[Begin]

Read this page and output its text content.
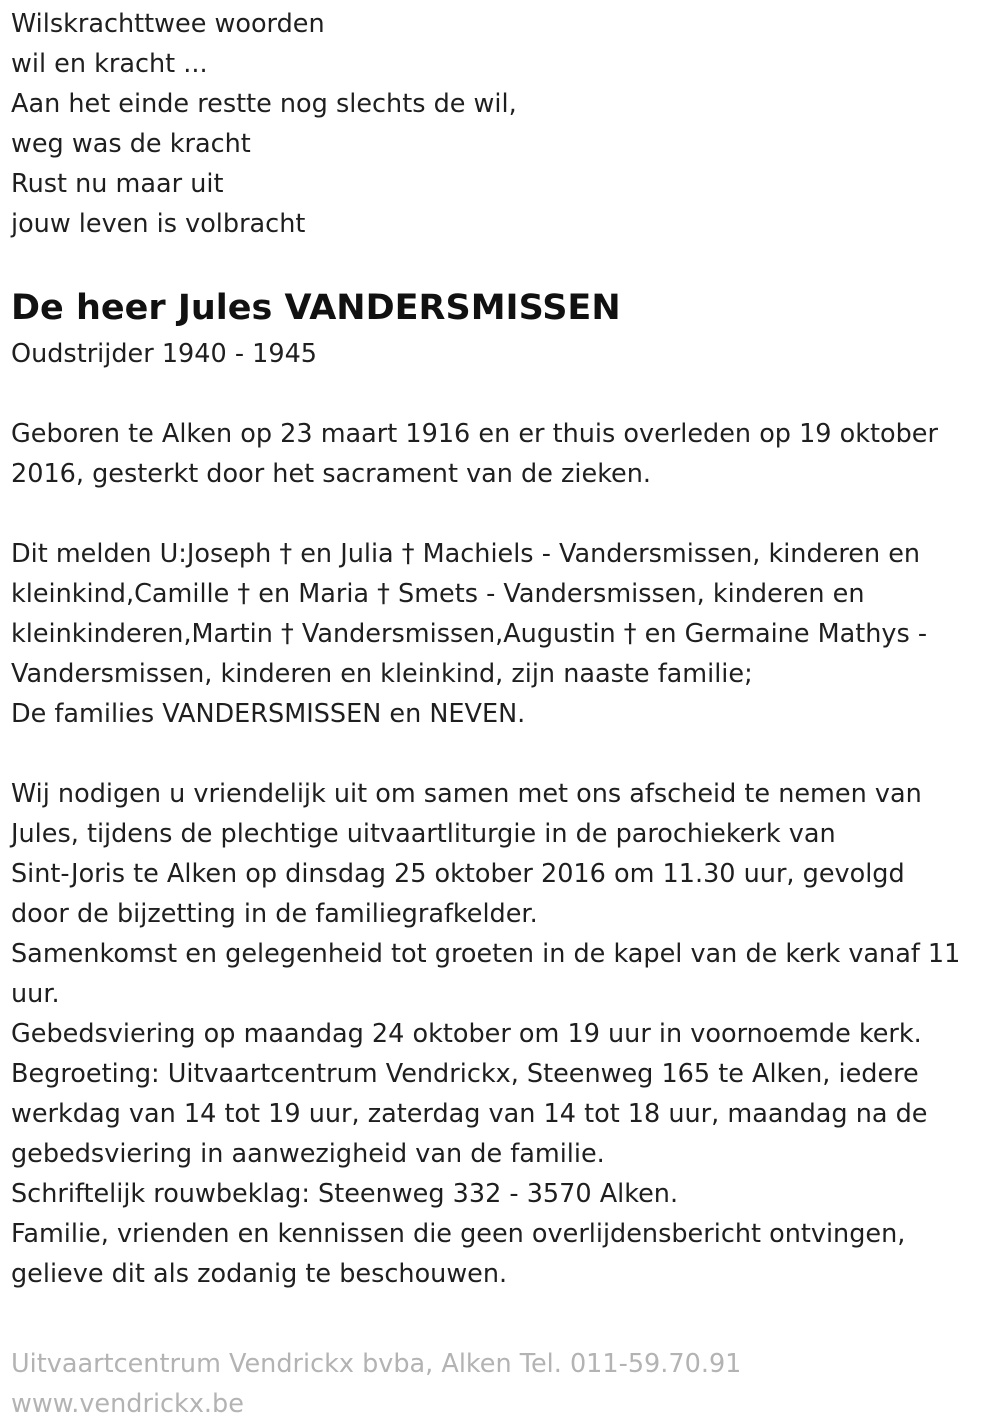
Wilskrachttwee woorden
wil en kracht ...
Aan het einde restte nog slechts de wil,
weg was de kracht
Rust nu maar uit
jouw leven is volbracht
De heer Jules VANDERSMISSEN
Oudstrijder 1940 - 1945
Geboren te Alken op 23 maart 1916 en er thuis overleden op 19 oktober
2016, gesterkt door het sacrament van de zieken.
Dit melden U:Joseph † en Julia † Machiels - Vandersmissen, kinderen en
kleinkind,Camille † en Maria † Smets - Vandersmissen, kinderen en
kleinkinderen,Martin † Vandersmissen,Augustin † en Germaine Mathys -
Vandersmissen, kinderen en kleinkind, zijn naaste familie;
De families VANDERSMISSEN en NEVEN.
Wij nodigen u vriendelijk uit om samen met ons afscheid te nemen van
Jules, tijdens de plechtige uitvaartliturgie in de parochiekerk van
Sint-Joris te Alken op dinsdag 25 oktober 2016 om 11.30 uur, gevolgd
door de bijzetting in de familiegrafkelder.
Samenkomst en gelegenheid tot groeten in de kapel van de kerk vanaf 11
uur.
Gebedsviering op maandag 24 oktober om 19 uur in voornoemde kerk.
Begroeting: Uitvaartcentrum Vendrickx, Steenweg 165 te Alken, iedere
werkdag van 14 tot 19 uur, zaterdag van 14 tot 18 uur, maandag na de
gebedsviering in aanwezigheid van de familie.
Schriftelijk rouwbeklag: Steenweg 332 - 3570 Alken.
Familie, vrienden en kennissen die geen overlijdensbericht ontvingen,
gelieve dit als zodanig te beschouwen.
Uitvaartcentrum Vendrickx bvba, Alken Tel. 011-59.70.91
www.vendrickx.be
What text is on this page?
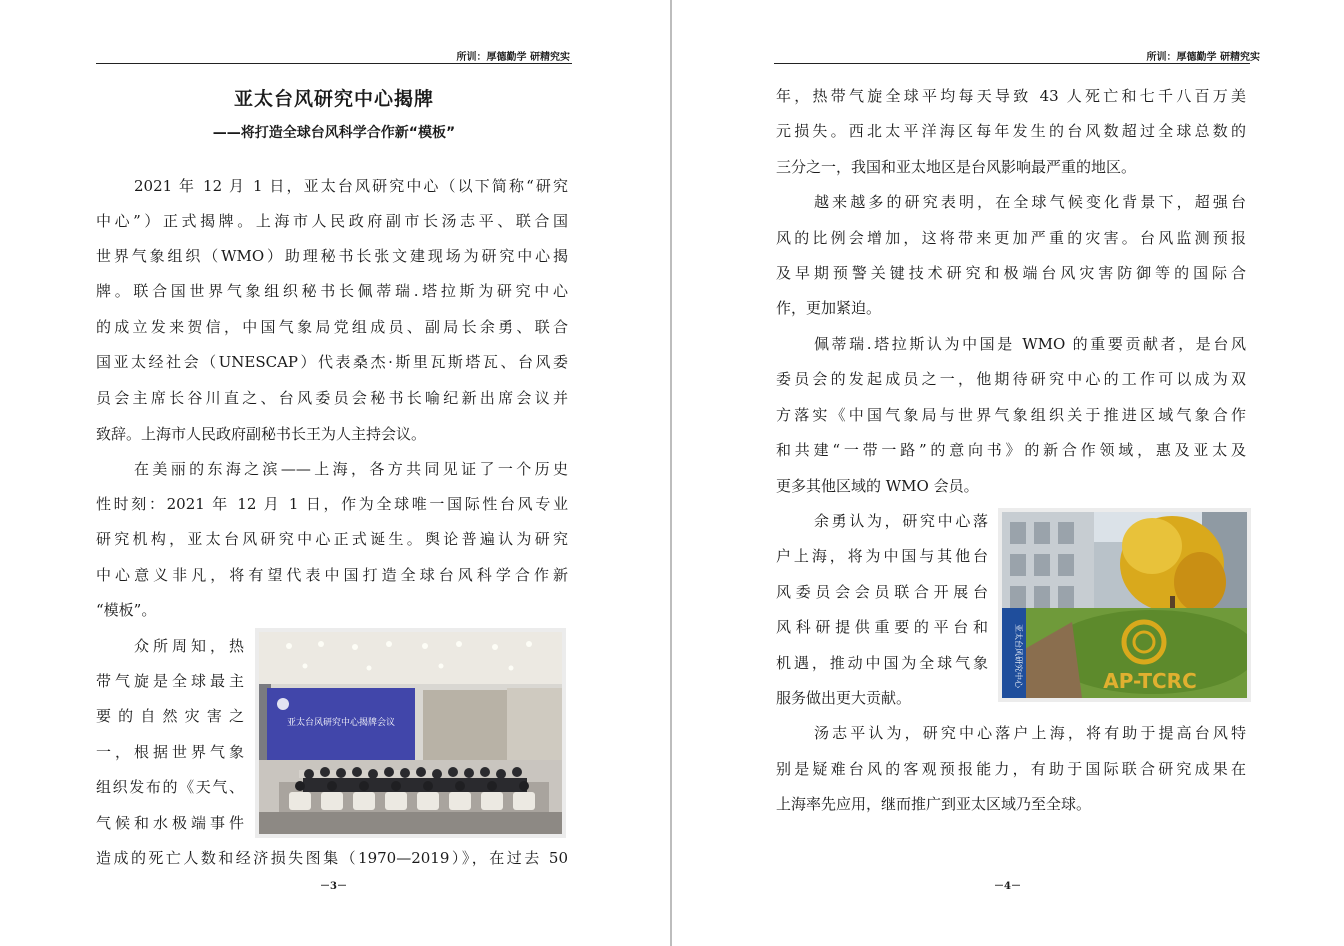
所训：厚德勤学 研精究实
亚太台风研究中心揭牌
——将打造全球台风科学合作新“模板”
2021 年 12 月 1 日，亚太台风研究中心（以下简称“研究
中心”）正式揭牌。上海市人民政府副市长汤志平、联合国
世界气象组织（WMO）助理秘书长张文建现场为研究中心揭
牌。联合国世界气象组织秘书长佩蒂瑞.塔拉斯为研究中心
的成立发来贺信，中国气象局党组成员、副局长余勇、联合
国亚太经社会（UNESCAP）代表桑杰·斯里瓦斯塔瓦、台风委
员会主席长谷川直之、台风委员会秘书长喻纪新出席会议并
致辞。上海市人民政府副秘书长王为人主持会议。
在美丽的东海之滨——上海，各方共同见证了一个历史
性时刻：2021 年 12 月 1 日，作为全球唯一国际性台风专业
研究机构，亚太台风研究中心正式诞生。舆论普遍认为研究
中心意义非凡，将有望代表中国打造全球台风科学合作新
“模板”。
众所周知，热
带气旋是全球最主
要的自然灾害之
一，根据世界气象
组织发布的《天气、
气候和水极端事件
造成的死亡人数和经济损失图集（1970—2019）》，在过去 50
亚太台风研究中心揭牌会议
－3－
所训：厚德勤学 研精究实
年，热带气旋全球平均每天导致 43 人死亡和七千八百万美
元损失。西北太平洋海区每年发生的台风数超过全球总数的
三分之一，我国和亚太地区是台风影响最严重的地区。
越来越多的研究表明，在全球气候变化背景下，超强台
风的比例会增加，这将带来更加严重的灾害。台风监测预报
及早期预警关键技术研究和极端台风灾害防御等的国际合
作，更加紧迫。
佩蒂瑞.塔拉斯认为中国是 WMO 的重要贡献者，是台风
委员会的发起成员之一，他期待研究中心的工作可以成为双
方落实《中国气象局与世界气象组织关于推进区域气象合作
和共建“一带一路”的意向书》的新合作领域，惠及亚太及
更多其他区域的 WMO 会员。
余勇认为，研究中心落
户上海，将为中国与其他台
风委员会会员联合开展台
风科研提供重要的平台和
机遇，推动中国为全球气象
服务做出更大贡献。
汤志平认为，研究中心落户上海，将有助于提高台风特
别是疑难台风的客观预报能力，有助于国际联合研究成果在
上海率先应用，继而推广到亚太区域乃至全球。
亚太台风研究中心	AP-TCRC
－4－
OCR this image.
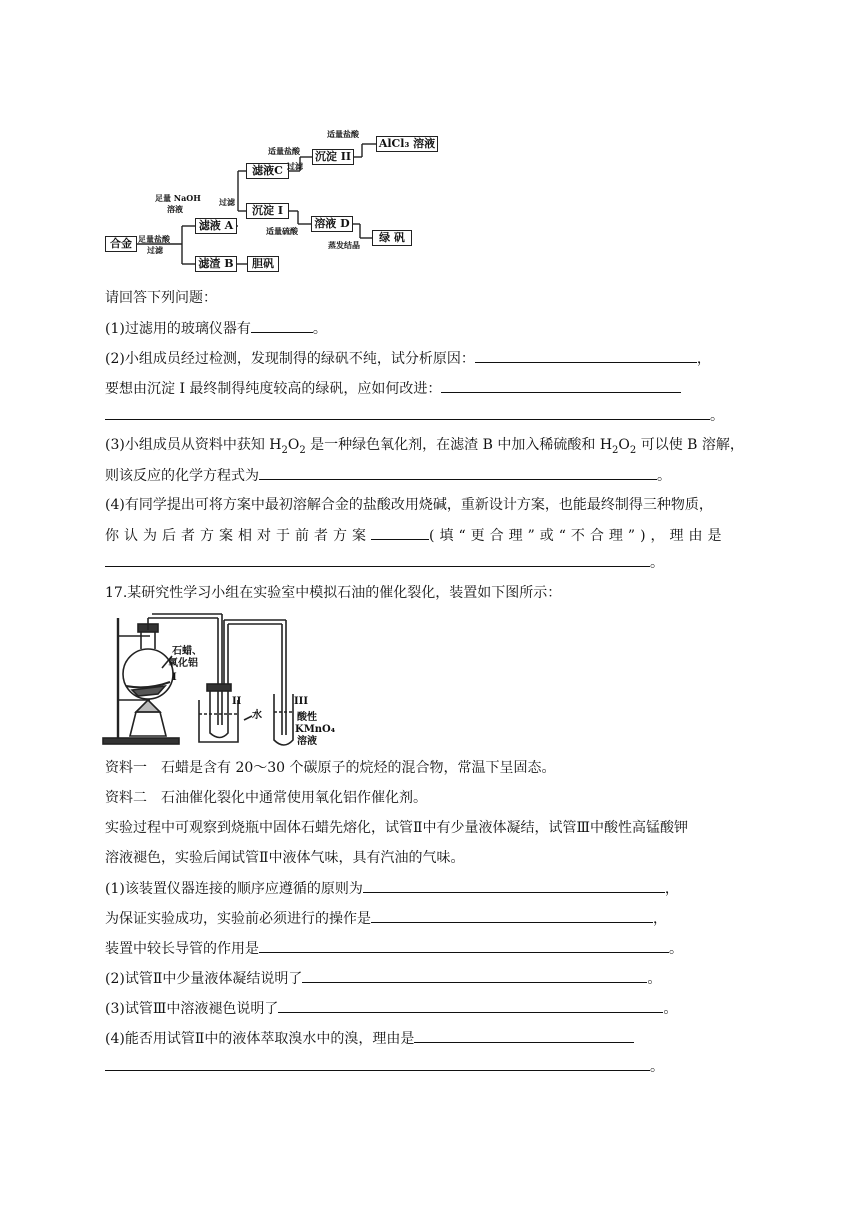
合金
滤液 A
滤渣 B	胆矾
滤液C
沉淀 I
沉淀 II
AlCl₃ 溶液
溶液 D
绿 矾
足量盐酸
过滤
足量 NaOH
溶液
过滤
适量盐酸
过滤
适量盐酸
适量硫酸
蒸发结晶
请回答下列问题：
(1)过滤用的玻璃仪器有	。
(2)小组成员经过检测，发现制得的绿矾不纯，试分析原因：	，
要想由沉淀 I 最终制得纯度较高的绿矾，应如何改进：
。
(3)小组成员从资料中获知 $H_2O_2$ 是一种绿色氧化剂，在滤渣 B 中加入稀硫酸和 $H_2O_2$ 可以使 B 溶解，
则该反应的化学方程式为	。
(4)有同学提出可将方案中最初溶解合金的盐酸改用烧碱，重新设计方案，也能最终制得三种物质，
你认为后者方案相对于前者方案	(填“更合理”或“不合理”)，理由是
。
17.某研究性学习小组在实验室中模拟石油的催化裂化，装置如下图所示：
石蜡、
氧化铝
I
II
水
III
酸性
KMnO₄
溶液
资料一　石蜡是含有 20～30 个碳原子的烷烃的混合物，常温下呈固态。
资料二　石油催化裂化中通常使用氧化铝作催化剂。
实验过程中可观察到烧瓶中固体石蜡先熔化，试管Ⅱ中有少量液体凝结，试管Ⅲ中酸性高锰酸钾
溶液褪色，实验后闻试管Ⅱ中液体气味，具有汽油的气味。
(1)该装置仪器连接的顺序应遵循的原则为	，
为保证实验成功，实验前必须进行的操作是	，
装置中较长导管的作用是	。
(2)试管Ⅱ中少量液体凝结说明了	。
(3)试管Ⅲ中溶液褪色说明了	。
(4)能否用试管Ⅱ中的液体萃取溴水中的溴，理由是
。
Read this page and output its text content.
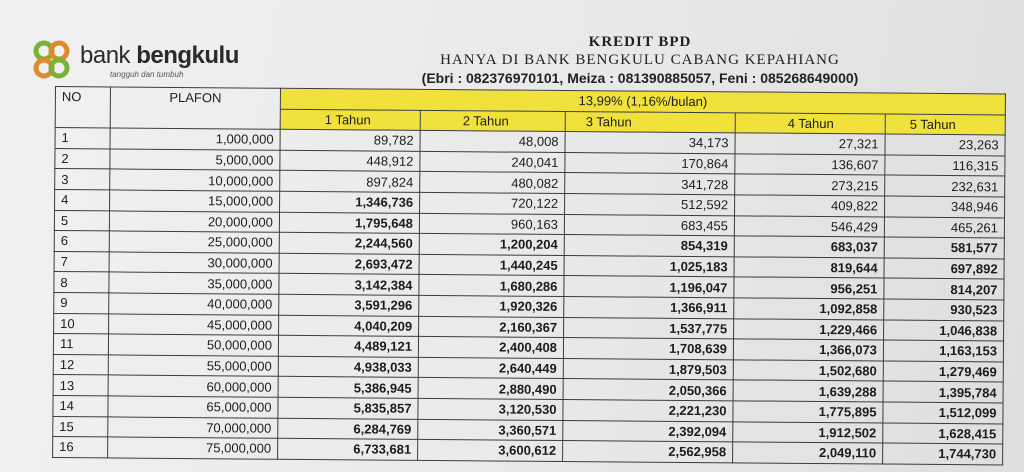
bank bengkulu
tangguh dan tumbuh
KREDIT BPD
HANYA DI BANK BENGKULU CABANG KEPAHIANG
(Ebri : 082376970101, Meiza : 081390885057, Feni : 085268649000)
NO	PLAFON	13,99% (1,16%/bulan)				
		1 Tahun	2 Tahun	3 Tahun	4 Tahun	5 Tahun
1	1,000,000	89,782	48,008	34,173	27,321	23,263
2	5,000,000	448,912	240,041	170,864	136,607	116,315
3	10,000,000	897,824	480,082	341,728	273,215	232,631
4	15,000,000	1,346,736	720,122	512,592	409,822	348,946
5	20,000,000	1,795,648	960,163	683,455	546,429	465,261
6	25,000,000	2,244,560	1,200,204	854,319	683,037	581,577
7	30,000,000	2,693,472	1,440,245	1,025,183	819,644	697,892
8	35,000,000	3,142,384	1,680,286	1,196,047	956,251	814,207
9	40,000,000	3,591,296	1,920,326	1,366,911	1,092,858	930,523
10	45,000,000	4,040,209	2,160,367	1,537,775	1,229,466	1,046,838
11	50,000,000	4,489,121	2,400,408	1,708,639	1,366,073	1,163,153
12	55,000,000	4,938,033	2,640,449	1,879,503	1,502,680	1,279,469
13	60,000,000	5,386,945	2,880,490	2,050,366	1,639,288	1,395,784
14	65,000,000	5,835,857	3,120,530	2,221,230	1,775,895	1,512,099
15	70,000,000	6,284,769	3,360,571	2,392,094	1,912,502	1,628,415
16	75,000,000	6,733,681	3,600,612	2,562,958	2,049,110	1,744,730
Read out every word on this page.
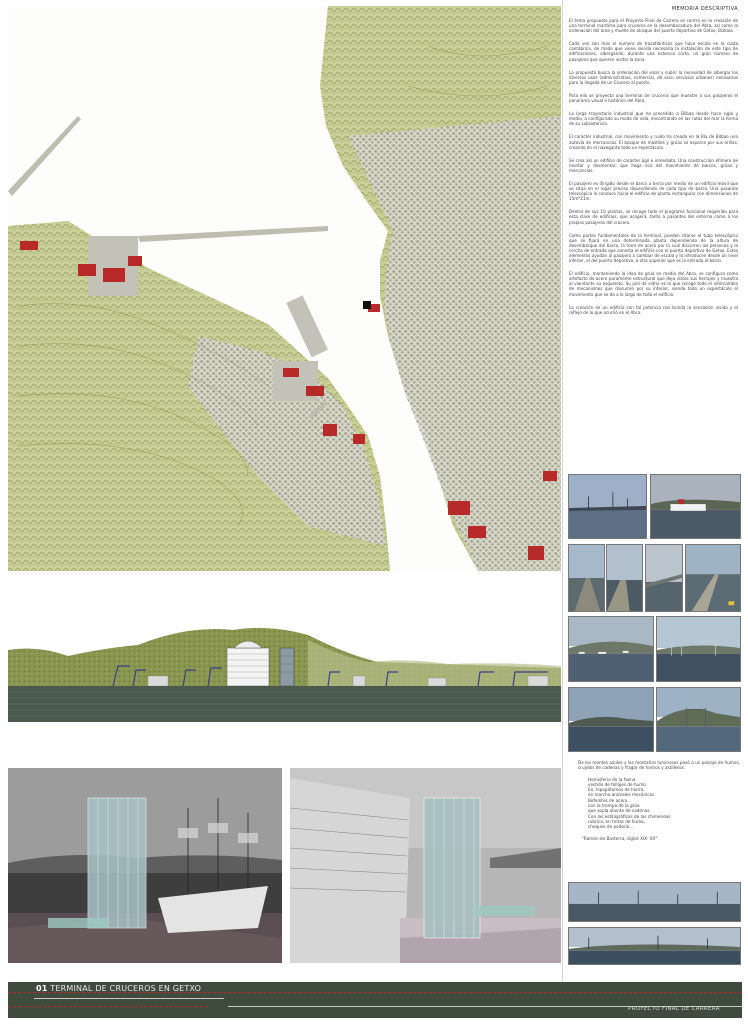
MEMORIA DESCRIPTIVA

El tema propuesto para el Proyecto Final de Carrera se centra en la creación de una terminal marítima para cruceros en la desembocadura del Abra, así como la ordenación del área y muelle de atraque del puerto deportivo de Getxo, Bizkaia.

Cada vez son más el número de trasatlánticos que hace escala en la costa cantábrica, de modo que viene siendo necesaria la instalación de este tipo de edificaciones, albergando, durante una estancia corta, un gran número de pasajeros que quieren visitar la zona.

La propuesta busca la ordenación del solar y cubrir la necesidad de albergar los diversos usos (administrativo, comercial, de ocio, servicios urbanos) necesarios para la llegada de un Crucero al puerto.

Para ello se proyecta una terminal de cruceros que muestre a sus pasajeros el panorama visual e histórico del Abra.

La larga trayectoria industrial que ha precedido a Bilbao desde hace siglo y medio, a configurado su modo de vida, encontrando en las rutas del mar la forma de su subsistencia.

El carácter industrial, con movimiento y ruido ha creado en la Ría de Bilbao una autovía de mercancías. El bosque de mástiles y grúas se esparce por sus orillas, creando en el navegante todo un espectáculo.

Se crea así un edificio de carácter ágil e inmediato. Una construcción efímera de montar y desmontar, que haga eco del movimiento de barcos, grúas y mercancías.

El pasajero es dirigido desde el barco a tierra por medio de un edificio móvil que se sitúa en el lugar preciso dependiendo de cada tipo de barco. Una pasarela telescópica lo conduce hacia el edificio de planta rectangular con dimensiones de 15m*21m.

Dentro de sus 10 plantas, se recoge todo el programa funcional requerido para esta clase de edificios, que acogerá, tanto a pasantes del entorno como a los propios pasajeros del crucero.

Como partes fundamentales de la terminal, pueden citarse el tubo telescópico que se fijará en una determinada planta dependiendo de la altura de desembarque del barco, la torre de acero por la cual discurren las personas y la cercha de entrada que conecta el edificio con el puerto deportivo de Getxo. Estos elementos ayudan al pasajero a cambiar de escala y lo introducen desde un nivel inferior, el del puerto deportivo, a otro superior que es la entrada al barco.

El edificio, manteniendo la idea de grúa en medio del Abra, se configura como artefacto de acero puramente estructural que deja vistos sus herrajes y muestra al viandante su esqueleto. Su piel de vidrio es la que recoge todo el intercambio de mecanismos que discurren por su interior, siendo todo un espectáculo el movimiento que se da a lo largo de todo el edificio.

La creación de un edificio con tal potencia nos brinda la sensación vívida y el reflejo de lo que ocurrió en el Abra.

De los montes azules y las montañas luminosas pasó a un paisaje de humos, crujidos de cadenas y fragor de hornos y astilleros.

Hemisferio de la faena

vestido de follajes de humo.

Eo, hipopótamos de hierro,

en marcha animales mecánicos.

Befonites de acero,

con la trompa de la grúa

que sopla aliento de cadenas.

Con las estilográficas de las chimeneas

rubrica, en tintas de humo,

cheques de poderío...

"Ramón de Basterra, siglos XIX- XX"

01 TERMINAL DE CRUCEROS EN GETXO
PROYECTO FINAL DE CARRERA
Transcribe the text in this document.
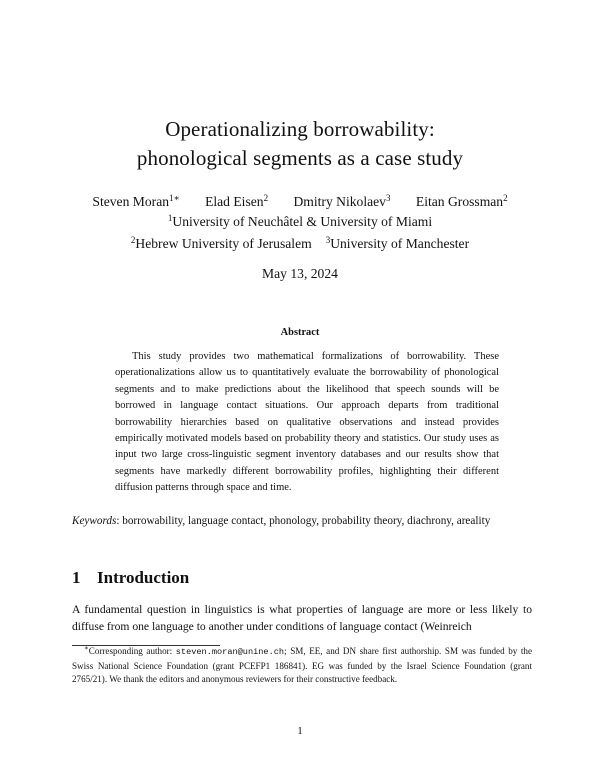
Operationalizing borrowability:
phonological segments as a case study
Steven Moran$^{1∗}$ Elad Eisen$^2$ Dmitry Nikolaev$^3$ Eitan Grossman$^2$
$^1$University of Neuchâtel & University of Miami
$^2$Hebrew University of Jerusalem $^3$University of Manchester
May 13, 2024
Abstract
This study provides two mathematical formalizations of borrowability. These operationalizations allow us to quantitatively evaluate the borrowability of phonological segments and to make predictions about the likelihood that speech sounds will be borrowed in language contact situations. Our approach departs from traditional borrowability hierarchies based on qualitative observations and instead provides empirically motivated models based on probability theory and statistics. Our study uses as input two large cross-linguistic segment inventory databases and our results show that segments have markedly different borrowability profiles, highlighting their different diffusion patterns through space and time.
Keywords: borrowability, language contact, phonology, probability theory, diachrony, areality
1 Introduction
A fundamental question in linguistics is what properties of language are more or less likely to diffuse from one language to another under conditions of language contact (Weinreich
∗Corresponding author: steven.moran@unine.ch; SM, EE, and DN share first authorship. SM was funded by the Swiss National Science Foundation (grant PCEFP1 186841). EG was funded by the Israel Science Foundation (grant 2765/21). We thank the editors and anonymous reviewers for their constructive feedback.
1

[End]

• Stated exercise:
Copy out every line where the word "segments" occurs.

• In response:
phonological segments as a case study
This study provides two mathematical formalizations of borrowability. These operationalizations allow us to quantitatively evaluate the borrowability of phonological segments and to make predictions about the likelihood that speech sounds will be borrowed in language contact situations. Our approach departs from traditional borrowability hierarchies based on qualitative observations and instead provides empirically motivated models based on probability theory and statistics. Our study uses as input two large cross-linguistic segment inventory databases and our results show that segments have markedly different borrowability profiles, highlighting their different diffusion patterns through space and time.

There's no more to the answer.